-- begin Task input --
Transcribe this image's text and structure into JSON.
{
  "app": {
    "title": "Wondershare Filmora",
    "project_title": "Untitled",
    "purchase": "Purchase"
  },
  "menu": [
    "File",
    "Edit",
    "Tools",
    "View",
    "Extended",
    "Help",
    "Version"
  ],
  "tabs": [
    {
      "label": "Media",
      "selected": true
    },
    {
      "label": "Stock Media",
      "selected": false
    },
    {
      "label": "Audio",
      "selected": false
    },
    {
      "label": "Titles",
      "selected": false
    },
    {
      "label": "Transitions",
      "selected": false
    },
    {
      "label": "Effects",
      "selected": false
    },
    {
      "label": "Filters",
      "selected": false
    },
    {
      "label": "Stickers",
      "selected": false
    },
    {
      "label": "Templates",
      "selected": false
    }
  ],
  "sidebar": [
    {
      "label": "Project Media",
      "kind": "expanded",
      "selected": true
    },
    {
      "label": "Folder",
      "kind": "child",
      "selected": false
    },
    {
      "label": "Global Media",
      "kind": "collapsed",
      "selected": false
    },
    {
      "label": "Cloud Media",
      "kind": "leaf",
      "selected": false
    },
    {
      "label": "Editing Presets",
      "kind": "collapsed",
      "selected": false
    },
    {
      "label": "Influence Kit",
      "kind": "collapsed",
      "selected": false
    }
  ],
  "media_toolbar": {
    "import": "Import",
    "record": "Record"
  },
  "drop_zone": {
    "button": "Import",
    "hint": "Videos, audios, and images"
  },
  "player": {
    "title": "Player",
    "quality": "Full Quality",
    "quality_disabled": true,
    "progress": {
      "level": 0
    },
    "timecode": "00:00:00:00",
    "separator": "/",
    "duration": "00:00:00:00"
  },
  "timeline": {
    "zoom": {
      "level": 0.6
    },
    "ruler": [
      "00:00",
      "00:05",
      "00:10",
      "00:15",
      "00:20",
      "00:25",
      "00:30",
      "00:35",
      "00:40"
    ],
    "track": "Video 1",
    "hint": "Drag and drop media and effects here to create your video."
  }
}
-- end Task input --
The task: Set out the complete listing exactly as shown.

The answer:
Transcribe this image's text and structure into JSON.
{
  "app": {
    "title": "Wondershare Filmora",
    "project_title": "Untitled",
    "purchase": "Purchase"
  },
  "menu": [
    "File",
    "Edit",
    "Tools",
    "View",
    "Extended",
    "Help",
    "Version"
  ],
  "tabs": [
    {
      "label": "Media",
      "selected": true
    },
    {
      "label": "Stock Media",
      "selected": false
    },
    {
      "label": "Audio",
      "selected": false
    },
    {
      "label": "Titles",
      "selected": false
    },
    {
      "label": "Transitions",
      "selected": false
    },
    {
      "label": "Effects",
      "selected": false
    },
    {
      "label": "Filters",
      "selected": false
    },
    {
      "label": "Stickers",
      "selected": false
    },
    {
      "label": "Templates",
      "selected": false
    }
  ],
  "sidebar": [
    {
      "label": "Project Media",
      "kind": "expanded",
      "selected": true
    },
    {
      "label": "Folder",
      "kind": "child",
      "selected": false
    },
    {
      "label": "Global Media",
      "kind": "collapsed",
      "selected": false
    },
    {
      "label": "Cloud Media",
      "kind": "leaf",
      "selected": false
    },
    {
      "label": "Editing Presets",
      "kind": "collapsed",
      "selected": false
    },
    {
      "label": "Influence Kit",
      "kind": "collapsed",
      "selected": false
    }
  ],
  "media_toolbar": {
    "import": "Import",
    "record": "Record"
  },
  "drop_zone": {
    "button": "Import",
    "hint": "Videos, audios, and images"
  },
  "player": {
    "title": "Player",
    "quality": "Full Quality",
    "quality_disabled": true,
    "progress": {
      "level": 0
    },
    "timecode": "00:00:00:00",
    "separator": "/",
    "duration": "00:00:00:00"
  },
  "timeline": {
    "zoom": {
      "level": 0.6
    },
    "ruler": [
      "00:00",
      "00:05",
      "00:10",
      "00:15",
      "00:20",
      "00:25",
      "00:30",
      "00:35",
      "00:40"
    ],
    "track": "Video 1",
    "hint": "Drag and drop media and effects here to create your video."
  }
}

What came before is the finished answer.